> PROBLEM TO SOLVE
Print the data exactly as it is given, please.
-- start RECORDS FOR THE EXERCISE --
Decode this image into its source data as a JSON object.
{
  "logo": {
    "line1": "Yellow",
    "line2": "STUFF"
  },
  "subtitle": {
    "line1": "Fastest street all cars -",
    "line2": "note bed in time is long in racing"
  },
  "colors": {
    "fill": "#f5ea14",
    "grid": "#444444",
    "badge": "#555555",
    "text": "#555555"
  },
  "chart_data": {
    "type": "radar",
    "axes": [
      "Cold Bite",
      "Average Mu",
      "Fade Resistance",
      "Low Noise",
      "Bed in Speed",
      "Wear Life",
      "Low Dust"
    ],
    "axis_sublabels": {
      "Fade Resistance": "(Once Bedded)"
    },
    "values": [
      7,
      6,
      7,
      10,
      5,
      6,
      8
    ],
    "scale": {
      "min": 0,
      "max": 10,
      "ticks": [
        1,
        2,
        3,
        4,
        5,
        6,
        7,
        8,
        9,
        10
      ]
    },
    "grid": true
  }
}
-- end RECORDS FOR THE EXERCISE --
> COMPLETED TASK
Decode this image into its source data as a JSON object.
{
  "logo": {
    "line1": "Yellow",
    "line2": "STUFF"
  },
  "subtitle": {
    "line1": "Fastest street all cars -",
    "line2": "note bed in time is long in racing"
  },
  "colors": {
    "fill": "#f5ea14",
    "grid": "#444444",
    "badge": "#555555",
    "text": "#555555"
  },
  "chart_data": {
    "type": "radar",
    "axes": [
      "Cold Bite",
      "Average Mu",
      "Fade Resistance",
      "Low Noise",
      "Bed in Speed",
      "Wear Life",
      "Low Dust"
    ],
    "axis_sublabels": {
      "Fade Resistance": "(Once Bedded)"
    },
    "values": [
      7,
      6,
      7,
      10,
      5,
      6,
      8
    ],
    "scale": {
      "min": 0,
      "max": 10,
      "ticks": [
        1,
        2,
        3,
        4,
        5,
        6,
        7,
        8,
        9,
        10
      ]
    },
    "grid": true
  }
}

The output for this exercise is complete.